Challenge >> Whenever a line below holds the word "icon", copy that line.

Information provided >>
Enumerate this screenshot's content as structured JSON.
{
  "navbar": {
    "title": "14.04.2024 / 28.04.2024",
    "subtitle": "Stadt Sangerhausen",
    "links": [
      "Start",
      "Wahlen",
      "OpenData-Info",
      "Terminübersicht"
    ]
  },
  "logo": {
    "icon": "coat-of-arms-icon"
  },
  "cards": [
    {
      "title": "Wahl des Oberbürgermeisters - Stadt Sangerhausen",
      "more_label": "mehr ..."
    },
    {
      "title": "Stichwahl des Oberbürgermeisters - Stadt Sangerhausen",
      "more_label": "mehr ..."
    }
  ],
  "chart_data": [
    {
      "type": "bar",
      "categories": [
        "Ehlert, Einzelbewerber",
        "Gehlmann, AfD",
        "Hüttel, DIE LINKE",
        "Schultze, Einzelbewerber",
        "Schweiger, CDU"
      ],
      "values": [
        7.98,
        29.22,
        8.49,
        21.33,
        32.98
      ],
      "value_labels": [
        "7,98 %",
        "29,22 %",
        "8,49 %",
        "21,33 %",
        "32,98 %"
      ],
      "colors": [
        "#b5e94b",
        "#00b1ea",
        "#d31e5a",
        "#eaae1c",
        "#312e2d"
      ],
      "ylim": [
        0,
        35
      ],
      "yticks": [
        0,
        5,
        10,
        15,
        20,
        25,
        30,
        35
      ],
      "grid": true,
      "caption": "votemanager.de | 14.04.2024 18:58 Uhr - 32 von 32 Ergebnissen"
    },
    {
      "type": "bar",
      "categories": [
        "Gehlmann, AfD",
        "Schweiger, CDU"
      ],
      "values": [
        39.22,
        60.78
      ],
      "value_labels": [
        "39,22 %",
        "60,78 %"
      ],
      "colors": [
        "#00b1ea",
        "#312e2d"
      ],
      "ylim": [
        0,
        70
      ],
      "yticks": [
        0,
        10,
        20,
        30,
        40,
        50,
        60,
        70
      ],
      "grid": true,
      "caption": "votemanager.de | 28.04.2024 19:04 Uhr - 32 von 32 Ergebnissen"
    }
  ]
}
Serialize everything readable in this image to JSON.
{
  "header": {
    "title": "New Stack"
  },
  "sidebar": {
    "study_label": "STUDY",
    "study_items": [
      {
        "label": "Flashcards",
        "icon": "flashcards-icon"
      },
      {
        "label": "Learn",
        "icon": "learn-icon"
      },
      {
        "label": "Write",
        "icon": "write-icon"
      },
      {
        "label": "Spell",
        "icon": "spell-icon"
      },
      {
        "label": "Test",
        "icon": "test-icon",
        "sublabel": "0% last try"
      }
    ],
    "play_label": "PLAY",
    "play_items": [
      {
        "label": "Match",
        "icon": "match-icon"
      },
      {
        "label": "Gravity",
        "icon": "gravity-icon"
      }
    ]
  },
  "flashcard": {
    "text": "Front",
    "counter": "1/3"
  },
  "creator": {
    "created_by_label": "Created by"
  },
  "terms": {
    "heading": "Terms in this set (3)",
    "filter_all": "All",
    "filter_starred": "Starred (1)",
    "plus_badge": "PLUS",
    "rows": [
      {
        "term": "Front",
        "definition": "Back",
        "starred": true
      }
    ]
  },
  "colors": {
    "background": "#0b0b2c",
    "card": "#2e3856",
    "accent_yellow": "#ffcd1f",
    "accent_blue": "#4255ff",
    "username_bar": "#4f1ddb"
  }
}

Solved problem >>
    "icon": "coat-of-arms-icon"
        "icon": "flashcards-icon"
        "icon": "learn-icon"
        "icon": "write-icon"
        "icon": "spell-icon"
        "icon": "test-icon",
        "icon": "match-icon"
        "icon": "gravity-icon"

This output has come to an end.